• [What to do]: Copy all records verbatim.

Extracted data entries

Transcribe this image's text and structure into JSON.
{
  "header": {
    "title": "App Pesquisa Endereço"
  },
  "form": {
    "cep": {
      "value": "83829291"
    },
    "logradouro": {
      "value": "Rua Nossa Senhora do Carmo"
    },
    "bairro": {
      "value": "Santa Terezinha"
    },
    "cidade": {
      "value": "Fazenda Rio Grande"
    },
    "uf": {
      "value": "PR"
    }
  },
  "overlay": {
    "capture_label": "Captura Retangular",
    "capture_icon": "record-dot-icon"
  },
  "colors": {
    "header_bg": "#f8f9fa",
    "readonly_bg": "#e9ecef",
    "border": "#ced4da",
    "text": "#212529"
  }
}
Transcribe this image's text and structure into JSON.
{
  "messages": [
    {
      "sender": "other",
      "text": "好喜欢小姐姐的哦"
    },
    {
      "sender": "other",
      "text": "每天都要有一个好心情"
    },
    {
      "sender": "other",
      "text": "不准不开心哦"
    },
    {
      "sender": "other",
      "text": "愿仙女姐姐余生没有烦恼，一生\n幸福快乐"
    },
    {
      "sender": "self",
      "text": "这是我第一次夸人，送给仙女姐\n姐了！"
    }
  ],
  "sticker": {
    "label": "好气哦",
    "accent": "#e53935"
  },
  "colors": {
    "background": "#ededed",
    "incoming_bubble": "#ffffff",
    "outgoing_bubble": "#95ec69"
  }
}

• [Exercise result]:
Transcribe this image's text and structure into JSON.
{
  "header": {
    "title": "App Pesquisa Endereço"
  },
  "form": {
    "cep": {
      "value": "83829291"
    },
    "logradouro": {
      "value": "Rua Nossa Senhora do Carmo"
    },
    "bairro": {
      "value": "Santa Terezinha"
    },
    "cidade": {
      "value": "Fazenda Rio Grande"
    },
    "uf": {
      "value": "PR"
    }
  },
  "overlay": {
    "capture_label": "Captura Retangular",
    "capture_icon": "record-dot-icon"
  },
  "colors": {
    "header_bg": "#f8f9fa",
    "readonly_bg": "#e9ecef",
    "border": "#ced4da",
    "text": "#212529"
  }
}
Transcribe this image's text and structure into JSON.
{
  "messages": [
    {
      "sender": "other",
      "text": "好喜欢小姐姐的哦"
    },
    {
      "sender": "other",
      "text": "每天都要有一个好心情"
    },
    {
      "sender": "other",
      "text": "不准不开心哦"
    },
    {
      "sender": "other",
      "text": "愿仙女姐姐余生没有烦恼，一生\n幸福快乐"
    },
    {
      "sender": "self",
      "text": "这是我第一次夸人，送给仙女姐\n姐了！"
    }
  ],
  "sticker": {
    "label": "好气哦",
    "accent": "#e53935"
  },
  "colors": {
    "background": "#ededed",
    "incoming_bubble": "#ffffff",
    "outgoing_bubble": "#95ec69"
  }
}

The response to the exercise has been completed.